Work to be completed
Check each line of the material below for "acción", then copy the ones that contain it.
══ Raw records ══
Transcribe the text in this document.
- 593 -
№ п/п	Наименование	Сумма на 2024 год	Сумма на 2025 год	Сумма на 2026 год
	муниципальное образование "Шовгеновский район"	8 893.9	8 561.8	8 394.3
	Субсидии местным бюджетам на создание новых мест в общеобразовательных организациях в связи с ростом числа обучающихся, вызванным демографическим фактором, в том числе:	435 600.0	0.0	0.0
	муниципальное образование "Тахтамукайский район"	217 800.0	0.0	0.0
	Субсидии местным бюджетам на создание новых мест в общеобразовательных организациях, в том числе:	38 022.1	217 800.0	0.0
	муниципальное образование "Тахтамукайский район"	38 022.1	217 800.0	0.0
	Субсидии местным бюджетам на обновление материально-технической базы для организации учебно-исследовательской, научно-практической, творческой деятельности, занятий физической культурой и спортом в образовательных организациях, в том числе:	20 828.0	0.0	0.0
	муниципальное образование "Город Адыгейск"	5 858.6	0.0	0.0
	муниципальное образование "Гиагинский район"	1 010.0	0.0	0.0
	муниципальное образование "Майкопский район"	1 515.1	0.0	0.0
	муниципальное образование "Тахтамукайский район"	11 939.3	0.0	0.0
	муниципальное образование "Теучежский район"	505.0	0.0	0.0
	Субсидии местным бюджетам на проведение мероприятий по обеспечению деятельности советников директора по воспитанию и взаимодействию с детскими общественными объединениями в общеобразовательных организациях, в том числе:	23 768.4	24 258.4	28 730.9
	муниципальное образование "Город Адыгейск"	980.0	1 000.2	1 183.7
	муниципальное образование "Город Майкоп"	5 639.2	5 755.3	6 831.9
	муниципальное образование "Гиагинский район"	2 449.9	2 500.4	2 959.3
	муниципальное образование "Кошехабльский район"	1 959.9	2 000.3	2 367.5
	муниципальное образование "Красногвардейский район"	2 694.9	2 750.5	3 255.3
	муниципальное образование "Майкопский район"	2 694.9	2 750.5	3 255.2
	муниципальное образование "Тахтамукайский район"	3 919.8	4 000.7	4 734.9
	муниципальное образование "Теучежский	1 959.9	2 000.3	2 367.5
═══
══ Raw records ══
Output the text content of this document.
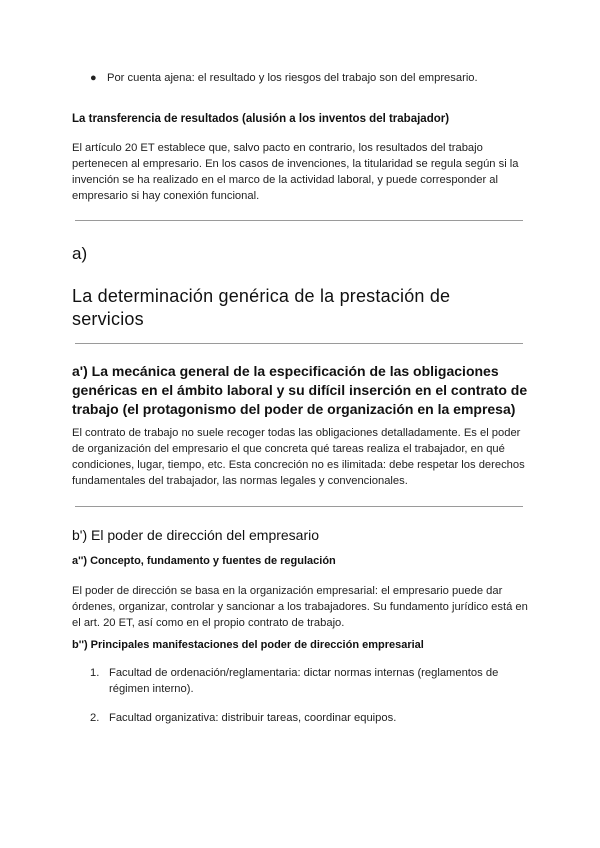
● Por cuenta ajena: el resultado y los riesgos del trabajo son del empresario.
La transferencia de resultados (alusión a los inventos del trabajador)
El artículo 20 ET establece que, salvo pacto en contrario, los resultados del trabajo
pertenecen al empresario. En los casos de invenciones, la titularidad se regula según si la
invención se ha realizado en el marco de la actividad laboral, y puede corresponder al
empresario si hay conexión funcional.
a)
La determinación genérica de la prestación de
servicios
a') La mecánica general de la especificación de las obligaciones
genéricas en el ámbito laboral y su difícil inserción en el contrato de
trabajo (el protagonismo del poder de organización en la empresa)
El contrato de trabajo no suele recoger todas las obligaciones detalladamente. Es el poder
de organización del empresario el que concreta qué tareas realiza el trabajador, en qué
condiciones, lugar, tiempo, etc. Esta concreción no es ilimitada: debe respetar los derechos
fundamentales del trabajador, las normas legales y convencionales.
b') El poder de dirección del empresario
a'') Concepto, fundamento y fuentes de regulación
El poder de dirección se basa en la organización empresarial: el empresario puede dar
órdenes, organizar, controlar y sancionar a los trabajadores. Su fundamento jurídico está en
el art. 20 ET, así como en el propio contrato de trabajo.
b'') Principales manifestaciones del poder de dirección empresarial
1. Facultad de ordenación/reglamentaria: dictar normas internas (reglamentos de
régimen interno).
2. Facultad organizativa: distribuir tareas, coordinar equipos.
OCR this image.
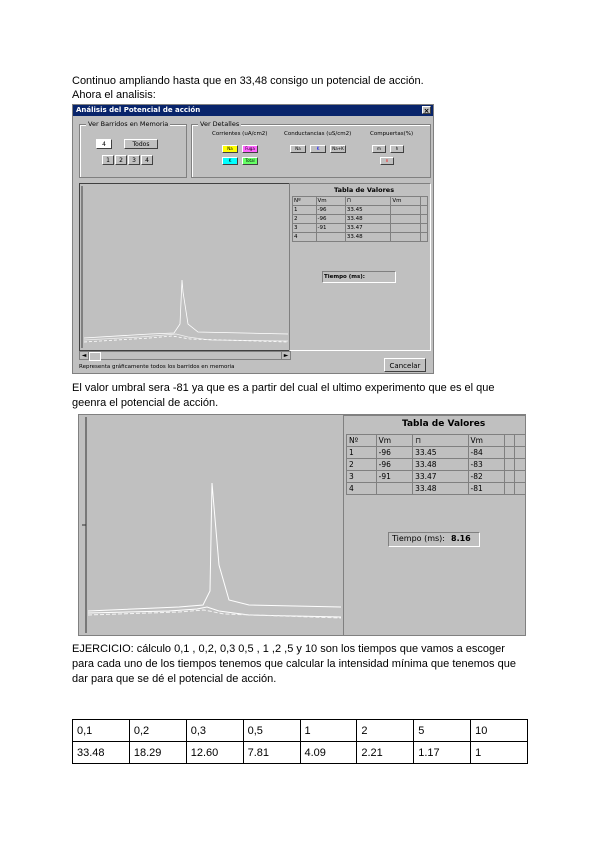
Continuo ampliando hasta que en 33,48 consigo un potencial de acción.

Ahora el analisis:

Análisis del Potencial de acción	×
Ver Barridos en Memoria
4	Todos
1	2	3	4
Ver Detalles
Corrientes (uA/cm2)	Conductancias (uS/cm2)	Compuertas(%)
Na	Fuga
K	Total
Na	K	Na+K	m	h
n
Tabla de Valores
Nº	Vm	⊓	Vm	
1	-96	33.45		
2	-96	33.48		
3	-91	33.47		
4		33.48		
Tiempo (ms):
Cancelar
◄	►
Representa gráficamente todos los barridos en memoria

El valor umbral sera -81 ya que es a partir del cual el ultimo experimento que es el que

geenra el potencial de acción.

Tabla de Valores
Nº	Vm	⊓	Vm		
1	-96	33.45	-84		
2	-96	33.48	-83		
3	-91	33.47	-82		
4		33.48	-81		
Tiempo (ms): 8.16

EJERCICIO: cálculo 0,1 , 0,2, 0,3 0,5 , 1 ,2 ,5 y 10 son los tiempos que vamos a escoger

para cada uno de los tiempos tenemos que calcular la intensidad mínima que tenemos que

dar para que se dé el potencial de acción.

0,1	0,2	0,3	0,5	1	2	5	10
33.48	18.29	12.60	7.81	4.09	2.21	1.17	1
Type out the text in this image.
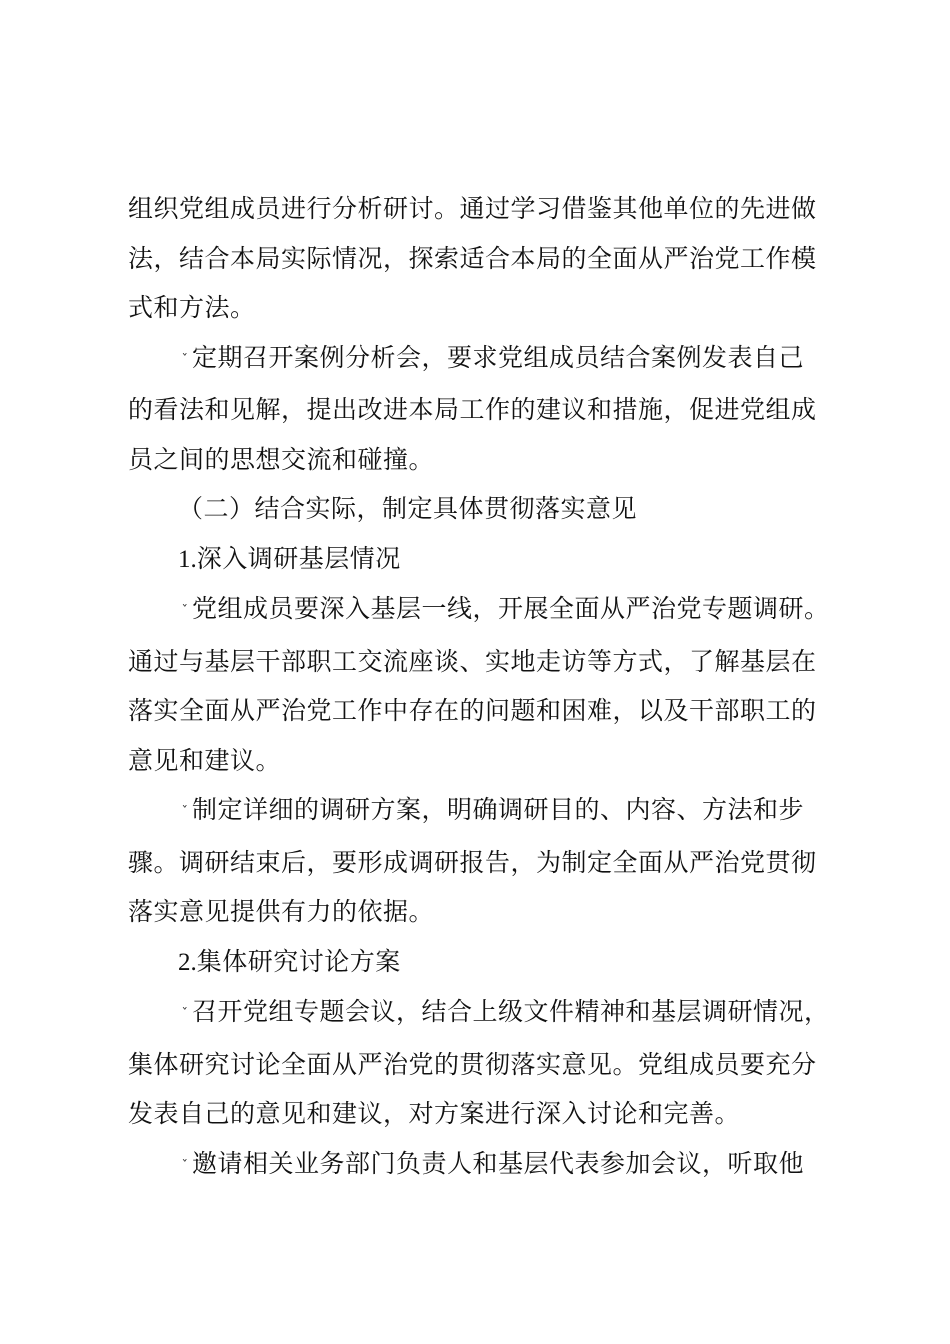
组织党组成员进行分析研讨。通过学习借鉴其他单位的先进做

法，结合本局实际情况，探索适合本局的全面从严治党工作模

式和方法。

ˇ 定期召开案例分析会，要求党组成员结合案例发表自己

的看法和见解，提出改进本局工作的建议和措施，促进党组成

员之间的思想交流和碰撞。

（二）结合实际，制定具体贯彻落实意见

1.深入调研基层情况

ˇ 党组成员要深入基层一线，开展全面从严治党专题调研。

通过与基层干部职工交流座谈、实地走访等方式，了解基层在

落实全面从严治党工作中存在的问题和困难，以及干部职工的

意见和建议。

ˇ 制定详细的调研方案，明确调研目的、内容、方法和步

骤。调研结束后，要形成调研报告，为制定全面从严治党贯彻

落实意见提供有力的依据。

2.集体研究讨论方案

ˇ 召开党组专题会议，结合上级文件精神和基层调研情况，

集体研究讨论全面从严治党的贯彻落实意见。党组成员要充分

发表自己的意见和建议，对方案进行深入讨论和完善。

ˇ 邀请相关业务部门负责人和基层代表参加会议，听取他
═══
══ Raw records ══
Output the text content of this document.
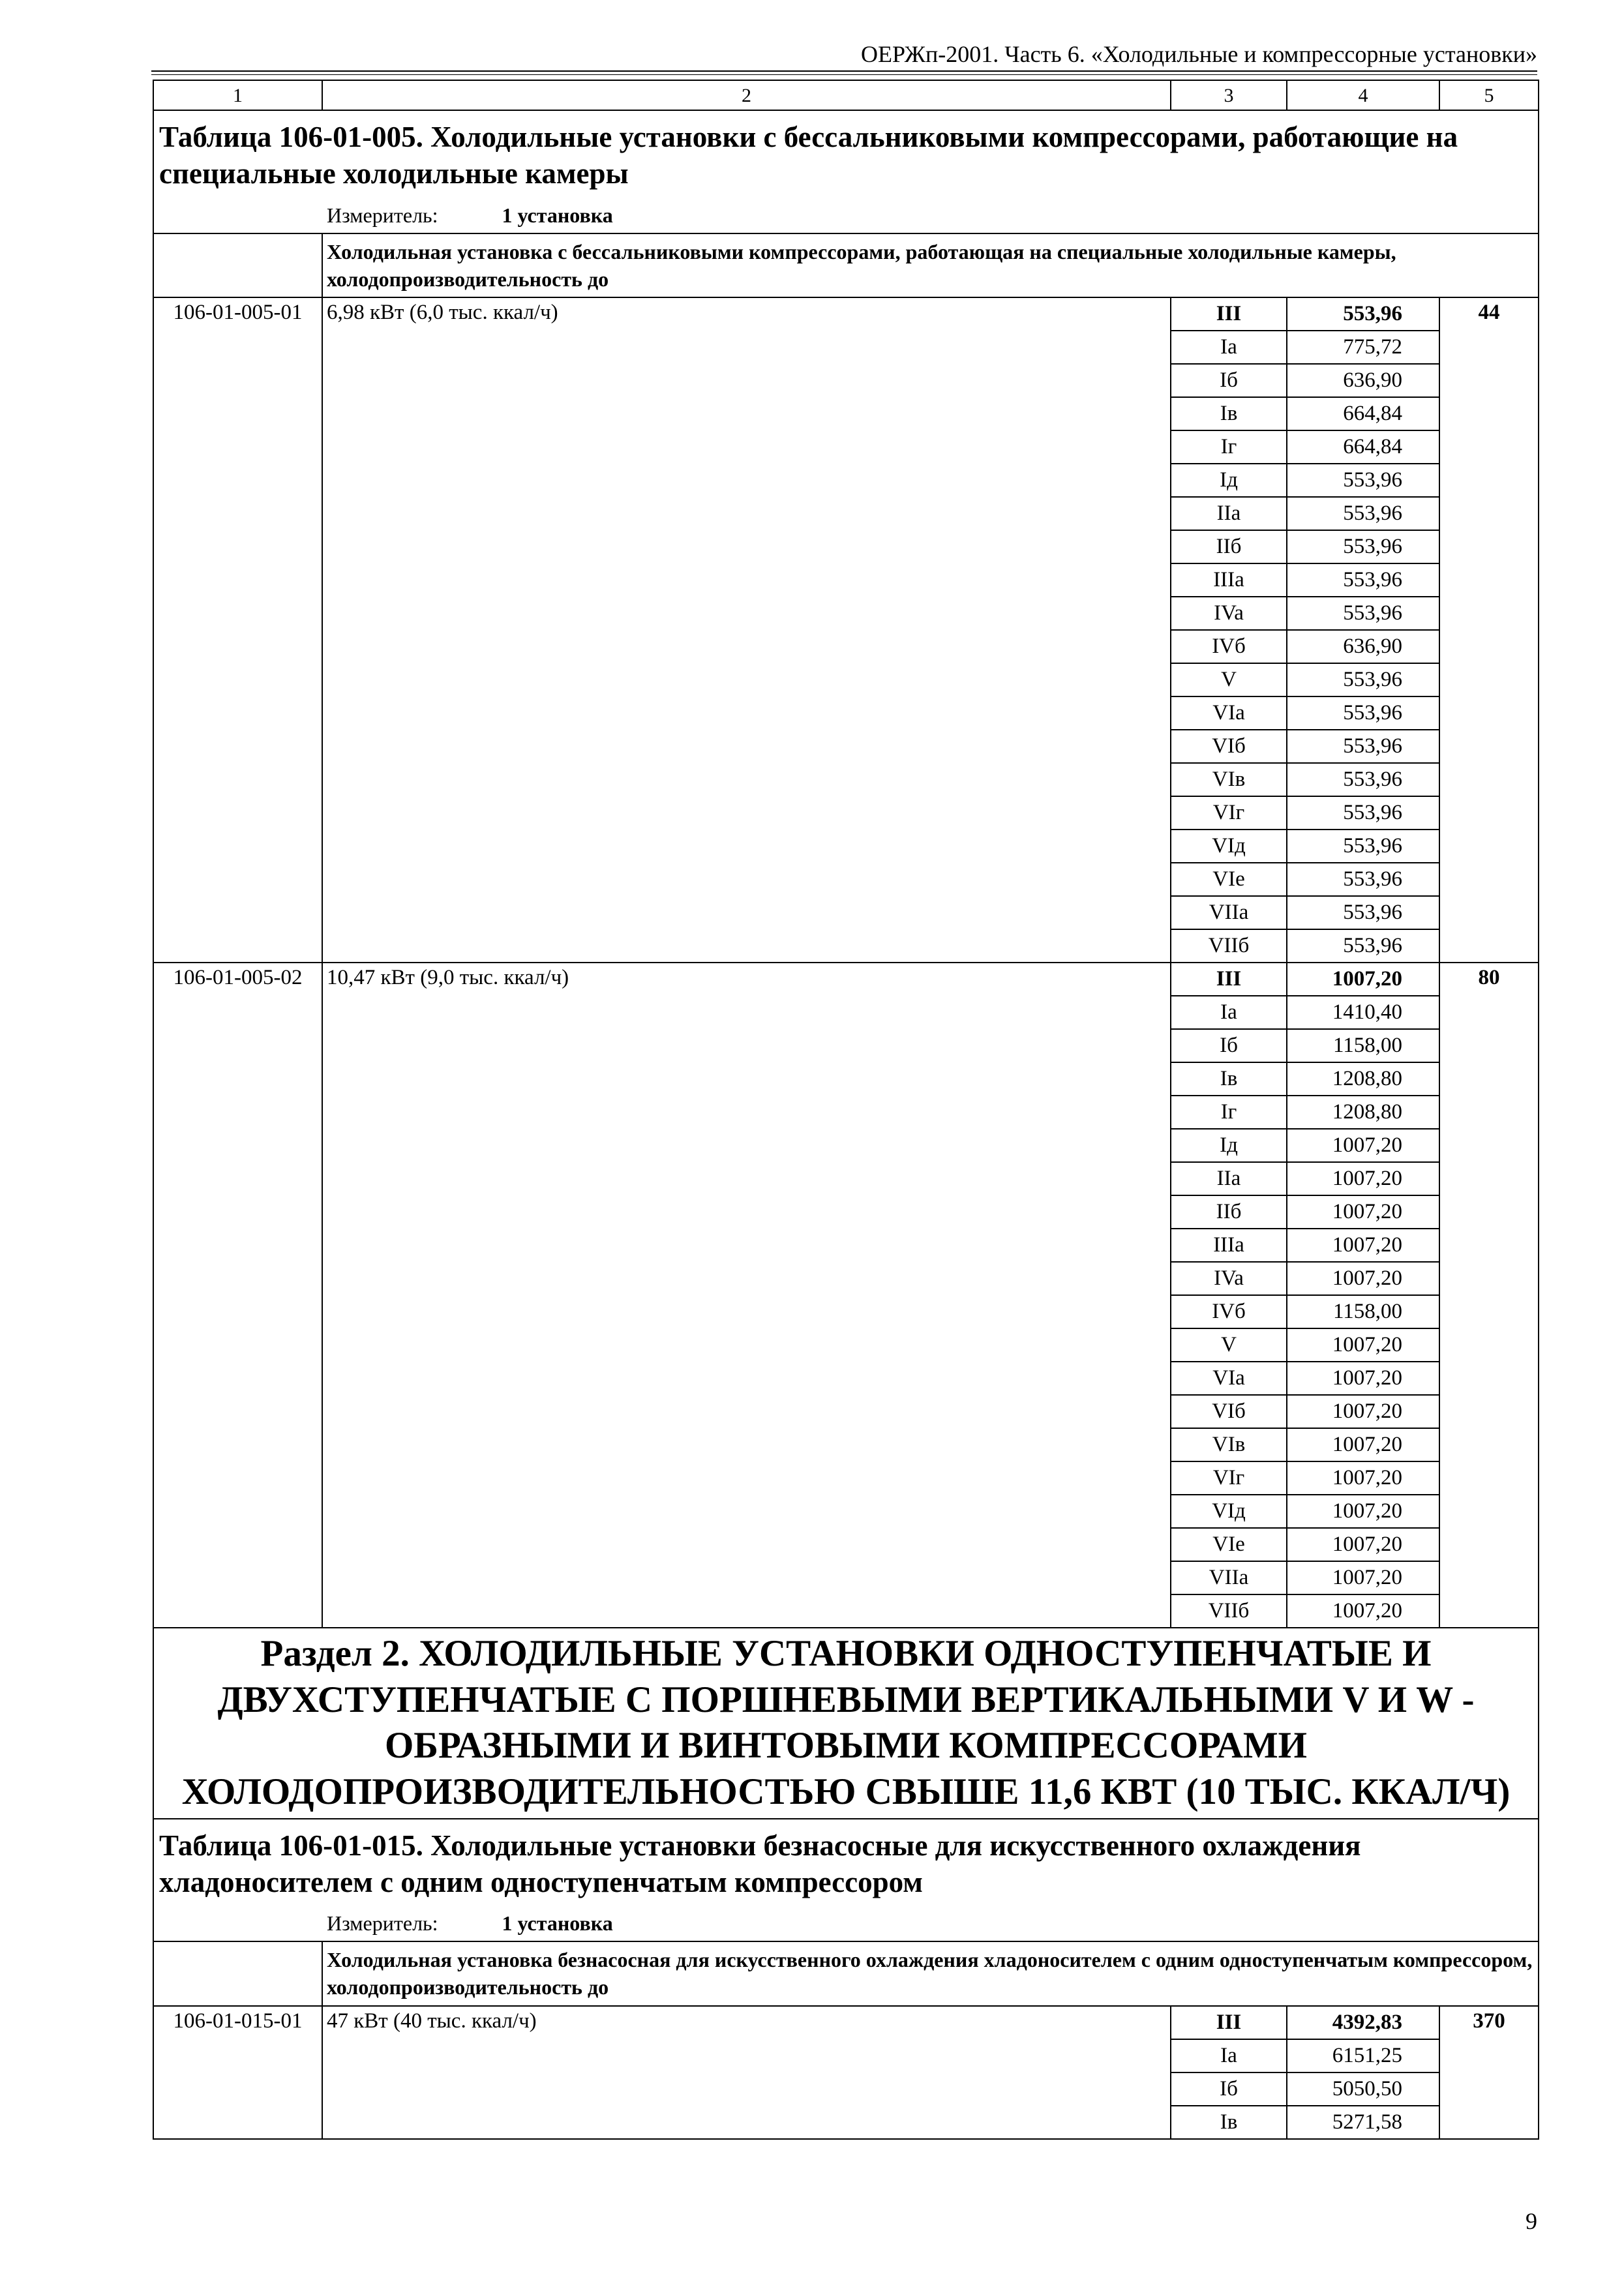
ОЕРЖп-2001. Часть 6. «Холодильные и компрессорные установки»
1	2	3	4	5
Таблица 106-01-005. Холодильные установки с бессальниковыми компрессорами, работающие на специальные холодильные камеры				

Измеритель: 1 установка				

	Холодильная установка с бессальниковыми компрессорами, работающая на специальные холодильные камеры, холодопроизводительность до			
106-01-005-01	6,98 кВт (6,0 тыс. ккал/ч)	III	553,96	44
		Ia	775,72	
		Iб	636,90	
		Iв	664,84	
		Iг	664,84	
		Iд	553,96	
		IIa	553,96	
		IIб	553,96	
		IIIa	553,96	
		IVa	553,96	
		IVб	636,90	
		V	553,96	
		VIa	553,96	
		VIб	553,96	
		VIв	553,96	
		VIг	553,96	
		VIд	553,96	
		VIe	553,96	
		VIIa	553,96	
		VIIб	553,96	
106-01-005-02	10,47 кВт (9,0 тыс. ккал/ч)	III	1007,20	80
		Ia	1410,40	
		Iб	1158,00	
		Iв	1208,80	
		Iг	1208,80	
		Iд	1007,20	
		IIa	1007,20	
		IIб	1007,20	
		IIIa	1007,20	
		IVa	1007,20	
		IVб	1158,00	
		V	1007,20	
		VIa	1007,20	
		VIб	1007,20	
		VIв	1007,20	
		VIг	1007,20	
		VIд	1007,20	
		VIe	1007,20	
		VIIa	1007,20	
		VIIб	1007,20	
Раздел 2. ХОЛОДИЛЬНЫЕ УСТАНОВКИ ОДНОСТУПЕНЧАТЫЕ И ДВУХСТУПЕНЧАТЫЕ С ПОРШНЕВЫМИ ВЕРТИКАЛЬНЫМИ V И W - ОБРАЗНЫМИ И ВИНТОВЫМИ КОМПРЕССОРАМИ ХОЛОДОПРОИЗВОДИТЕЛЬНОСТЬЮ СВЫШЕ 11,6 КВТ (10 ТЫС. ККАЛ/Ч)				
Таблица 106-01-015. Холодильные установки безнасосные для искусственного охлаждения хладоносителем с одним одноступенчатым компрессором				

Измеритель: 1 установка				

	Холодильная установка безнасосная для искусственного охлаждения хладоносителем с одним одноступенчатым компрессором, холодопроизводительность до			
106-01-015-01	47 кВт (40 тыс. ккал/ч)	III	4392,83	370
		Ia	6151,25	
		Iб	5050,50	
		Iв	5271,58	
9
═══
Final result
Continuo ampliando hasta que en 33,48 consigo un potencial de acción.
Análisis del Potencial de acción	×
geenra el potencial de acción.
dar para que se dé el potencial de acción.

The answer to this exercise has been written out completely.